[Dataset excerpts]
(begin)

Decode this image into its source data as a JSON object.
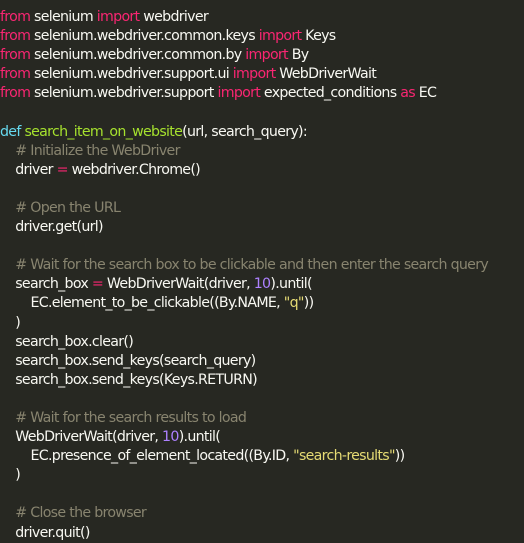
{
  "code": {
    "lines": [
      [
        {
          "t": "from",
          "c": "kw"
        },
        {
          "t": " selenium ",
          "c": "pl"
        },
        {
          "t": "import",
          "c": "kw"
        },
        {
          "t": " webdriver",
          "c": "pl"
        }
      ],
      [
        {
          "t": "from",
          "c": "kw"
        },
        {
          "t": " selenium.webdriver.common.keys ",
          "c": "pl"
        },
        {
          "t": "import",
          "c": "kw"
        },
        {
          "t": " Keys",
          "c": "pl"
        }
      ],
      [
        {
          "t": "from",
          "c": "kw"
        },
        {
          "t": " selenium.webdriver.common.by ",
          "c": "pl"
        },
        {
          "t": "import",
          "c": "kw"
        },
        {
          "t": " By",
          "c": "pl"
        }
      ],
      [
        {
          "t": "from",
          "c": "kw"
        },
        {
          "t": " selenium.webdriver.support.ui ",
          "c": "pl"
        },
        {
          "t": "import",
          "c": "kw"
        },
        {
          "t": " WebDriverWait",
          "c": "pl"
        }
      ],
      [
        {
          "t": "from",
          "c": "kw"
        },
        {
          "t": " selenium.webdriver.support ",
          "c": "pl"
        },
        {
          "t": "import",
          "c": "kw"
        },
        {
          "t": " expected_conditions ",
          "c": "pl"
        },
        {
          "t": "as",
          "c": "kw"
        },
        {
          "t": " EC",
          "c": "pl"
        }
      ],
      [],
      [
        {
          "t": "def",
          "c": "def"
        },
        {
          "t": " ",
          "c": "pl"
        },
        {
          "t": "search_item_on_website",
          "c": "fn"
        },
        {
          "t": "(url, search_query):",
          "c": "pl"
        }
      ],
      [
        {
          "t": "    ",
          "c": "pl"
        },
        {
          "t": "# Initialize the WebDriver",
          "c": "cm"
        }
      ],
      [
        {
          "t": "    driver ",
          "c": "pl"
        },
        {
          "t": "=",
          "c": "op"
        },
        {
          "t": " webdriver.Chrome()",
          "c": "pl"
        }
      ],
      [],
      [
        {
          "t": "    ",
          "c": "pl"
        },
        {
          "t": "# Open the URL",
          "c": "cm"
        }
      ],
      [
        {
          "t": "    driver.get(url)",
          "c": "pl"
        }
      ],
      [],
      [
        {
          "t": "    ",
          "c": "pl"
        },
        {
          "t": "# Wait for the search box to be clickable and then enter the search query",
          "c": "cm"
        }
      ],
      [
        {
          "t": "    search_box ",
          "c": "pl"
        },
        {
          "t": "=",
          "c": "op"
        },
        {
          "t": " WebDriverWait(driver, ",
          "c": "pl"
        },
        {
          "t": "10",
          "c": "num"
        },
        {
          "t": ").until(",
          "c": "pl"
        }
      ],
      [
        {
          "t": "        EC.element_to_be_clickable((By.NAME, ",
          "c": "pl"
        },
        {
          "t": "\"q\"",
          "c": "str"
        },
        {
          "t": "))",
          "c": "pl"
        }
      ],
      [
        {
          "t": "    )",
          "c": "pl"
        }
      ],
      [
        {
          "t": "    search_box.clear()",
          "c": "pl"
        }
      ],
      [
        {
          "t": "    search_box.send_keys(search_query)",
          "c": "pl"
        }
      ],
      [
        {
          "t": "    search_box.send_keys(Keys.RETURN)",
          "c": "pl"
        }
      ],
      [],
      [
        {
          "t": "    ",
          "c": "pl"
        },
        {
          "t": "# Wait for the search results to load",
          "c": "cm"
        }
      ],
      [
        {
          "t": "    WebDriverWait(driver, ",
          "c": "pl"
        },
        {
          "t": "10",
          "c": "num"
        },
        {
          "t": ").until(",
          "c": "pl"
        }
      ],
      [
        {
          "t": "        EC.presence_of_element_located((By.ID, ",
          "c": "pl"
        },
        {
          "t": "\"search-results\"",
          "c": "str"
        },
        {
          "t": "))",
          "c": "pl"
        }
      ],
      [
        {
          "t": "    )",
          "c": "pl"
        }
      ],
      [],
      [
        {
          "t": "    ",
          "c": "pl"
        },
        {
          "t": "# Close the browser",
          "c": "cm"
        }
      ],
      [
        {
          "t": "    driver.quit()",
          "c": "pl"
        }
      ]
    ]
  },
  "colors": {
    "background": "#272822",
    "keyword": "#f92672",
    "builtin": "#66d9ef",
    "function": "#a6e22e",
    "comment": "#88846f",
    "string": "#e6db74",
    "number": "#ae81ff",
    "text": "#f8f8f2"
  }
}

(end)

[Work instructions]: Select the lines that carry the string "WebDriverWait" and copy them.

[Exercise output]:
          "t": " WebDriverWait",
          "t": " WebDriverWait(driver, ",
          "t": "    WebDriverWait(driver, ",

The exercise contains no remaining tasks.